EXERCISE BRIEF: Copy every line of the records below without changing anything.

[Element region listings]
:::::

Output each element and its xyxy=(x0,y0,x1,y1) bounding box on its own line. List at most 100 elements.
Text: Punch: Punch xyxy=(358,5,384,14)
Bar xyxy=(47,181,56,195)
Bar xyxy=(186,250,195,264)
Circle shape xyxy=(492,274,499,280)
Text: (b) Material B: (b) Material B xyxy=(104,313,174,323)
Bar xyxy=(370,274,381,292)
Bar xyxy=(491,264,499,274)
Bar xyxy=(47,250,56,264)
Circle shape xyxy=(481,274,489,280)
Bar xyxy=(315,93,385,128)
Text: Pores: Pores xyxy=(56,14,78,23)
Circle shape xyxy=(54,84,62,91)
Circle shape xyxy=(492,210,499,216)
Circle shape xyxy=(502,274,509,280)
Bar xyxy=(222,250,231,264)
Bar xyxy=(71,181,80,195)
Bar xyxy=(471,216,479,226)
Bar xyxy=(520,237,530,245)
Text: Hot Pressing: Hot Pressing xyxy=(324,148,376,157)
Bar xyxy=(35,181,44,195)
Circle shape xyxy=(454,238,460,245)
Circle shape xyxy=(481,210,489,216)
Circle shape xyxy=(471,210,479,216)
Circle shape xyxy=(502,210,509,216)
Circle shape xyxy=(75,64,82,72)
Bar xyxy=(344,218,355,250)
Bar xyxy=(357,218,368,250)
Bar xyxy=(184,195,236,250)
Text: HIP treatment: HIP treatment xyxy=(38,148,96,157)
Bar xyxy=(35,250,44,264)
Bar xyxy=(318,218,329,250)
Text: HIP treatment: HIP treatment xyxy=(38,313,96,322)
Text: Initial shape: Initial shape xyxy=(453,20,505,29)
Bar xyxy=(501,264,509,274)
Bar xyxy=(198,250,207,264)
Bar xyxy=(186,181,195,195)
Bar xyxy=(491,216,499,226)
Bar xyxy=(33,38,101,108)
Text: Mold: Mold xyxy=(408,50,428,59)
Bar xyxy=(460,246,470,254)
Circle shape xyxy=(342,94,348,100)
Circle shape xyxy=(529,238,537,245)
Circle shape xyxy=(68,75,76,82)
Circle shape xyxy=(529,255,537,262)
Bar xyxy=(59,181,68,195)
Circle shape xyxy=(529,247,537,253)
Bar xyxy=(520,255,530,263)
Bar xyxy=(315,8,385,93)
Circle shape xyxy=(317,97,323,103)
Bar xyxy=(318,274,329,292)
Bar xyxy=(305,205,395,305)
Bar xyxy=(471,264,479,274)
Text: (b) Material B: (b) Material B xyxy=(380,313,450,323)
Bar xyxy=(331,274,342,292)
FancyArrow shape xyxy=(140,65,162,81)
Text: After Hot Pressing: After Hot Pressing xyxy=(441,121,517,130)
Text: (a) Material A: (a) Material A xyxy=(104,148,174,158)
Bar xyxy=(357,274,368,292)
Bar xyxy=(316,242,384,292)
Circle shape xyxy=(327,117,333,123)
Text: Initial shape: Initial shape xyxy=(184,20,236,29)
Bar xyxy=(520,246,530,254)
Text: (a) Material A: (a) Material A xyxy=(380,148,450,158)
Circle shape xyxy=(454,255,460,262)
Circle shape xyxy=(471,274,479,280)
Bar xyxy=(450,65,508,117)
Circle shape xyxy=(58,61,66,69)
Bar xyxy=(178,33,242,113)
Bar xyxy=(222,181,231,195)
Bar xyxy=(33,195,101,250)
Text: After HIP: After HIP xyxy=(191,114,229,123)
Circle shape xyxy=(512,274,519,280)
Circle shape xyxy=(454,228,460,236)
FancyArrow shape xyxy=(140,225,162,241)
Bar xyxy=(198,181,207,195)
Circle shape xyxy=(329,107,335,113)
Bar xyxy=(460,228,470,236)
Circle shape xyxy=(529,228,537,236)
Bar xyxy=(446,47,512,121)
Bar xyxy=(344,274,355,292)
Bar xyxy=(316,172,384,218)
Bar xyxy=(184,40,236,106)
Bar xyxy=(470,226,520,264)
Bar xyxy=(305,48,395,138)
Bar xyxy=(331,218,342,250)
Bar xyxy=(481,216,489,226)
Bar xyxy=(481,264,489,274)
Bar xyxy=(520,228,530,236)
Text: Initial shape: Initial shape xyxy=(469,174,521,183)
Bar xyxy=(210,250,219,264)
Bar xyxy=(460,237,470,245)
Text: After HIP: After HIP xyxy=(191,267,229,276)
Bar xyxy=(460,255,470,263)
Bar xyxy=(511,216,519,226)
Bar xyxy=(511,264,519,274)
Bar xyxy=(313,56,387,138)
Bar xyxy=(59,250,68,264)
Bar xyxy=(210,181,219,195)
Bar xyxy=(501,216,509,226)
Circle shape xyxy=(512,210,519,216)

:::::

EXERCISE RESPONSE:
Output each element and its xyxy=(x0,y0,x1,y1) bounding box on its own line. List at most 100 elements.
Text: Punch: Punch xyxy=(358,5,384,14)
Bar xyxy=(47,181,56,195)
Bar xyxy=(186,250,195,264)
Circle shape xyxy=(492,274,499,280)
Text: (b) Material B: (b) Material B xyxy=(104,313,174,323)
Bar xyxy=(370,274,381,292)
Bar xyxy=(491,264,499,274)
Bar xyxy=(47,250,56,264)
Circle shape xyxy=(481,274,489,280)
Bar xyxy=(315,93,385,128)
Text: Pores: Pores xyxy=(56,14,78,23)
Circle shape xyxy=(54,84,62,91)
Circle shape xyxy=(492,210,499,216)
Circle shape xyxy=(502,274,509,280)
Bar xyxy=(222,250,231,264)
Bar xyxy=(71,181,80,195)
Bar xyxy=(471,216,479,226)
Bar xyxy=(520,237,530,245)
Text: Hot Pressing: Hot Pressing xyxy=(324,148,376,157)
Bar xyxy=(35,181,44,195)
Circle shape xyxy=(454,238,460,245)
Circle shape xyxy=(481,210,489,216)
Circle shape xyxy=(471,210,479,216)
Circle shape xyxy=(502,210,509,216)
Circle shape xyxy=(75,64,82,72)
Bar xyxy=(344,218,355,250)
Bar xyxy=(357,218,368,250)
Bar xyxy=(184,195,236,250)
Text: HIP treatment: HIP treatment xyxy=(38,148,96,157)
Bar xyxy=(35,250,44,264)
Bar xyxy=(318,218,329,250)
Text: HIP treatment: HIP treatment xyxy=(38,313,96,322)
Text: Initial shape: Initial shape xyxy=(453,20,505,29)
Bar xyxy=(501,264,509,274)
Bar xyxy=(198,250,207,264)
Bar xyxy=(186,181,195,195)
Bar xyxy=(491,216,499,226)
Bar xyxy=(33,38,101,108)
Text: Mold: Mold xyxy=(408,50,428,59)
Bar xyxy=(460,246,470,254)
Circle shape xyxy=(342,94,348,100)
Circle shape xyxy=(529,238,537,245)
Circle shape xyxy=(68,75,76,82)
Circle shape xyxy=(529,255,537,262)
Bar xyxy=(59,181,68,195)
Circle shape xyxy=(529,247,537,253)
Bar xyxy=(520,255,530,263)
Bar xyxy=(315,8,385,93)
Circle shape xyxy=(317,97,323,103)
Bar xyxy=(318,274,329,292)
Bar xyxy=(305,205,395,305)
Bar xyxy=(471,264,479,274)
Text: (b) Material B: (b) Material B xyxy=(380,313,450,323)
Bar xyxy=(331,274,342,292)
FancyArrow shape xyxy=(140,65,162,81)
Text: After Hot Pressing: After Hot Pressing xyxy=(441,121,517,130)
Text: (a) Material A: (a) Material A xyxy=(104,148,174,158)
Bar xyxy=(357,274,368,292)
Bar xyxy=(316,242,384,292)
Circle shape xyxy=(327,117,333,123)
Text: Initial shape: Initial shape xyxy=(184,20,236,29)
Bar xyxy=(520,246,530,254)
Text: (a) Material A: (a) Material A xyxy=(380,148,450,158)
Circle shape xyxy=(454,255,460,262)
Circle shape xyxy=(471,274,479,280)
Bar xyxy=(450,65,508,117)
Circle shape xyxy=(58,61,66,69)
Bar xyxy=(178,33,242,113)
Bar xyxy=(222,181,231,195)
Bar xyxy=(33,195,101,250)
Text: After HIP: After HIP xyxy=(191,114,229,123)
Circle shape xyxy=(512,274,519,280)
Circle shape xyxy=(454,228,460,236)
FancyArrow shape xyxy=(140,225,162,241)
Bar xyxy=(198,181,207,195)
Circle shape xyxy=(329,107,335,113)
Bar xyxy=(460,228,470,236)
Circle shape xyxy=(529,228,537,236)
Bar xyxy=(446,47,512,121)
Bar xyxy=(344,274,355,292)
Bar xyxy=(316,172,384,218)
Bar xyxy=(184,40,236,106)
Bar xyxy=(470,226,520,264)
Bar xyxy=(305,48,395,138)
Bar xyxy=(331,218,342,250)
Bar xyxy=(481,216,489,226)
Bar xyxy=(481,264,489,274)
Bar xyxy=(520,228,530,236)
Text: Initial shape: Initial shape xyxy=(469,174,521,183)
Bar xyxy=(210,250,219,264)
Bar xyxy=(460,237,470,245)
Text: After HIP: After HIP xyxy=(191,267,229,276)
Bar xyxy=(460,255,470,263)
Bar xyxy=(511,216,519,226)
Bar xyxy=(511,264,519,274)
Bar xyxy=(313,56,387,138)
Bar xyxy=(59,250,68,264)
Bar xyxy=(210,181,219,195)
Bar xyxy=(501,216,509,226)
Circle shape xyxy=(512,210,519,216)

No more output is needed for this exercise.